* **RECORD SET**

══════════════════════════════

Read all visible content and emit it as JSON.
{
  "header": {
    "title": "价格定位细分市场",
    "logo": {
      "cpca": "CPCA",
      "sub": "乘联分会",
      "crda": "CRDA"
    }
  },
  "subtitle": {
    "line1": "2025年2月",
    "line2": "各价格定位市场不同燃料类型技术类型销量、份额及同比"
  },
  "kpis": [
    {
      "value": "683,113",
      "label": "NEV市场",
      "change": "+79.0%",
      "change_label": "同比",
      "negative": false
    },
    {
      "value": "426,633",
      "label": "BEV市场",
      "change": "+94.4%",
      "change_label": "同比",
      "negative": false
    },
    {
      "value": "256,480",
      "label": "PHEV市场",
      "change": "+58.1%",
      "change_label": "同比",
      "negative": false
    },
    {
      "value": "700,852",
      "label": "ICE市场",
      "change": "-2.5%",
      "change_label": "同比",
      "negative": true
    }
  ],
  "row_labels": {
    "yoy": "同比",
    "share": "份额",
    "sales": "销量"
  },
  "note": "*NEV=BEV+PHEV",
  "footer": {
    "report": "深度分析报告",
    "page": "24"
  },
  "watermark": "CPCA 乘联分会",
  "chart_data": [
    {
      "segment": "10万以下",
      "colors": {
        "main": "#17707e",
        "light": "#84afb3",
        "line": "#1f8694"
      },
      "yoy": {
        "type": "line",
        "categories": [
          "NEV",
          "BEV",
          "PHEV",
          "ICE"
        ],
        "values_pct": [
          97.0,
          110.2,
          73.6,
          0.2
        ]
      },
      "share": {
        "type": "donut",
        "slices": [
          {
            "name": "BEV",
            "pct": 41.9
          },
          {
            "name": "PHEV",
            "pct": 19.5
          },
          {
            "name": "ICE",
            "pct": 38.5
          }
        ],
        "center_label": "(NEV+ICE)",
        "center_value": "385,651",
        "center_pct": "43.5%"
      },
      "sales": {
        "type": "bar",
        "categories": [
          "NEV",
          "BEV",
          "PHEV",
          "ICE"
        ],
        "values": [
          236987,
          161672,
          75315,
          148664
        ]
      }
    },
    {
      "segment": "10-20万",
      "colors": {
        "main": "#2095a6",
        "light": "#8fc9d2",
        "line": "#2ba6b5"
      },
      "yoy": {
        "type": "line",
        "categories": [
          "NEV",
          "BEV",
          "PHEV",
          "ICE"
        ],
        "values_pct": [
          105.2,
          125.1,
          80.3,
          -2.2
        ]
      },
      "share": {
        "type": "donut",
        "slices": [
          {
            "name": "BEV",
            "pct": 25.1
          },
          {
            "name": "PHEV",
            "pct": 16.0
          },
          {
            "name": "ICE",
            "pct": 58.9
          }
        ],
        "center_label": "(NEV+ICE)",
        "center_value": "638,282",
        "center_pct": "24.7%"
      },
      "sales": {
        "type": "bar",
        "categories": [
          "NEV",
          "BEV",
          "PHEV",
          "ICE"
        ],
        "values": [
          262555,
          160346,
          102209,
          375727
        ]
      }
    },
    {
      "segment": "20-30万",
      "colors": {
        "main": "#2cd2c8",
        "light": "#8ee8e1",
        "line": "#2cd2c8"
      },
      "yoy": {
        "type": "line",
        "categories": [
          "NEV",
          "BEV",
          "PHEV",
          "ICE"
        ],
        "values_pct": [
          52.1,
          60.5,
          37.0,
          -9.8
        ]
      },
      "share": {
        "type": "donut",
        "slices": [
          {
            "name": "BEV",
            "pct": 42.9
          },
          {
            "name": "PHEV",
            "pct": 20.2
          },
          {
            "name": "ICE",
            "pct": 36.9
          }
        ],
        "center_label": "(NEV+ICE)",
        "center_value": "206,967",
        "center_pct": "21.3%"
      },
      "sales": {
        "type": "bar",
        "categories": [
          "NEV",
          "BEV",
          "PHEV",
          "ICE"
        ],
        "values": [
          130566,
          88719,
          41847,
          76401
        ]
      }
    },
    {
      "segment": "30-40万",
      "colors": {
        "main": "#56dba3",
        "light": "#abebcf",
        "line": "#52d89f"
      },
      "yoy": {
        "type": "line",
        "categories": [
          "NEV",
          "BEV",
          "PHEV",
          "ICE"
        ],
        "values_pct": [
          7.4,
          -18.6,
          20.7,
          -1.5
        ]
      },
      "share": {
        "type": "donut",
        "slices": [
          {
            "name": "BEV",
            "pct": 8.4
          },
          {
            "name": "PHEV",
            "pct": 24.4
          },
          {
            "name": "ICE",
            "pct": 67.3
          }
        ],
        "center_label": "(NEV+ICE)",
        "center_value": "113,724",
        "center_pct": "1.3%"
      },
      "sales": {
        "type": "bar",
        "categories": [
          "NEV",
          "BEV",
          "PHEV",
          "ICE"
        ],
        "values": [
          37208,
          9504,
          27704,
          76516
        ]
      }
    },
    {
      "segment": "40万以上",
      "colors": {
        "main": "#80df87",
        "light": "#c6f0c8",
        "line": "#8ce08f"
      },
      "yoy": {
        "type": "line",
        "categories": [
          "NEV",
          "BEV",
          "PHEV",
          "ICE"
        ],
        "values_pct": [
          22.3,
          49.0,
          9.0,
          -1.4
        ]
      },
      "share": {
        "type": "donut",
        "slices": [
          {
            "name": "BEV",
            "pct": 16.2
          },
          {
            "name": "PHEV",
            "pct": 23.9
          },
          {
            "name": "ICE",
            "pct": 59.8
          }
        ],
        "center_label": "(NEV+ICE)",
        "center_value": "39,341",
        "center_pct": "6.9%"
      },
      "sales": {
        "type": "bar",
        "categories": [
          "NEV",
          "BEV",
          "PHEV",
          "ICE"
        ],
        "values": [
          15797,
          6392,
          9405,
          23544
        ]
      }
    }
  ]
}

══════════════════════════════

Copy every line verbatim.

Read all visible content and emit it as JSON.
{
  "header": {
    "title": "价格定位细分市场",
    "logo": {
      "cpca": "CPCA",
      "sub": "乘联分会",
      "crda": "CRDA"
    }
  },
  "subtitle": {
    "line1": "2025年2月",
    "line2": "各价格定位市场不同燃料类型技术类型销量、份额及同比"
  },
  "kpis": [
    {
      "value": "683,113",
      "label": "NEV市场",
      "change": "+79.0%",
      "change_label": "同比",
      "negative": false
    },
    {
      "value": "426,633",
      "label": "BEV市场",
      "change": "+94.4%",
      "change_label": "同比",
      "negative": false
    },
    {
      "value": "256,480",
      "label": "PHEV市场",
      "change": "+58.1%",
      "change_label": "同比",
      "negative": false
    },
    {
      "value": "700,852",
      "label": "ICE市场",
      "change": "-2.5%",
      "change_label": "同比",
      "negative": true
    }
  ],
  "row_labels": {
    "yoy": "同比",
    "share": "份额",
    "sales": "销量"
  },
  "note": "*NEV=BEV+PHEV",
  "footer": {
    "report": "深度分析报告",
    "page": "24"
  },
  "watermark": "CPCA 乘联分会",
  "chart_data": [
    {
      "segment": "10万以下",
      "colors": {
        "main": "#17707e",
        "light": "#84afb3",
        "line": "#1f8694"
      },
      "yoy": {
        "type": "line",
        "categories": [
          "NEV",
          "BEV",
          "PHEV",
          "ICE"
        ],
        "values_pct": [
          97.0,
          110.2,
          73.6,
          0.2
        ]
      },
      "share": {
        "type": "donut",
        "slices": [
          {
            "name": "BEV",
            "pct": 41.9
          },
          {
            "name": "PHEV",
            "pct": 19.5
          },
          {
            "name": "ICE",
            "pct": 38.5
          }
        ],
        "center_label": "(NEV+ICE)",
        "center_value": "385,651",
        "center_pct": "43.5%"
      },
      "sales": {
        "type": "bar",
        "categories": [
          "NEV",
          "BEV",
          "PHEV",
          "ICE"
        ],
        "values": [
          236987,
          161672,
          75315,
          148664
        ]
      }
    },
    {
      "segment": "10-20万",
      "colors": {
        "main": "#2095a6",
        "light": "#8fc9d2",
        "line": "#2ba6b5"
      },
      "yoy": {
        "type": "line",
        "categories": [
          "NEV",
          "BEV",
          "PHEV",
          "ICE"
        ],
        "values_pct": [
          105.2,
          125.1,
          80.3,
          -2.2
        ]
      },
      "share": {
        "type": "donut",
        "slices": [
          {
            "name": "BEV",
            "pct": 25.1
          },
          {
            "name": "PHEV",
            "pct": 16.0
          },
          {
            "name": "ICE",
            "pct": 58.9
          }
        ],
        "center_label": "(NEV+ICE)",
        "center_value": "638,282",
        "center_pct": "24.7%"
      },
      "sales": {
        "type": "bar",
        "categories": [
          "NEV",
          "BEV",
          "PHEV",
          "ICE"
        ],
        "values": [
          262555,
          160346,
          102209,
          375727
        ]
      }
    },
    {
      "segment": "20-30万",
      "colors": {
        "main": "#2cd2c8",
        "light": "#8ee8e1",
        "line": "#2cd2c8"
      },
      "yoy": {
        "type": "line",
        "categories": [
          "NEV",
          "BEV",
          "PHEV",
          "ICE"
        ],
        "values_pct": [
          52.1,
          60.5,
          37.0,
          -9.8
        ]
      },
      "share": {
        "type": "donut",
        "slices": [
          {
            "name": "BEV",
            "pct": 42.9
          },
          {
            "name": "PHEV",
            "pct": 20.2
          },
          {
            "name": "ICE",
            "pct": 36.9
          }
        ],
        "center_label": "(NEV+ICE)",
        "center_value": "206,967",
        "center_pct": "21.3%"
      },
      "sales": {
        "type": "bar",
        "categories": [
          "NEV",
          "BEV",
          "PHEV",
          "ICE"
        ],
        "values": [
          130566,
          88719,
          41847,
          76401
        ]
      }
    },
    {
      "segment": "30-40万",
      "colors": {
        "main": "#56dba3",
        "light": "#abebcf",
        "line": "#52d89f"
      },
      "yoy": {
        "type": "line",
        "categories": [
          "NEV",
          "BEV",
          "PHEV",
          "ICE"
        ],
        "values_pct": [
          7.4,
          -18.6,
          20.7,
          -1.5
        ]
      },
      "share": {
        "type": "donut",
        "slices": [
          {
            "name": "BEV",
            "pct": 8.4
          },
          {
            "name": "PHEV",
            "pct": 24.4
          },
          {
            "name": "ICE",
            "pct": 67.3
          }
        ],
        "center_label": "(NEV+ICE)",
        "center_value": "113,724",
        "center_pct": "1.3%"
      },
      "sales": {
        "type": "bar",
        "categories": [
          "NEV",
          "BEV",
          "PHEV",
          "ICE"
        ],
        "values": [
          37208,
          9504,
          27704,
          76516
        ]
      }
    },
    {
      "segment": "40万以上",
      "colors": {
        "main": "#80df87",
        "light": "#c6f0c8",
        "line": "#8ce08f"
      },
      "yoy": {
        "type": "line",
        "categories": [
          "NEV",
          "BEV",
          "PHEV",
          "ICE"
        ],
        "values_pct": [
          22.3,
          49.0,
          9.0,
          -1.4
        ]
      },
      "share": {
        "type": "donut",
        "slices": [
          {
            "name": "BEV",
            "pct": 16.2
          },
          {
            "name": "PHEV",
            "pct": 23.9
          },
          {
            "name": "ICE",
            "pct": 59.8
          }
        ],
        "center_label": "(NEV+ICE)",
        "center_value": "39,341",
        "center_pct": "6.9%"
      },
      "sales": {
        "type": "bar",
        "categories": [
          "NEV",
          "BEV",
          "PHEV",
          "ICE"
        ],
        "values": [
          15797,
          6392,
          9405,
          23544
        ]
      }
    }
  ]
}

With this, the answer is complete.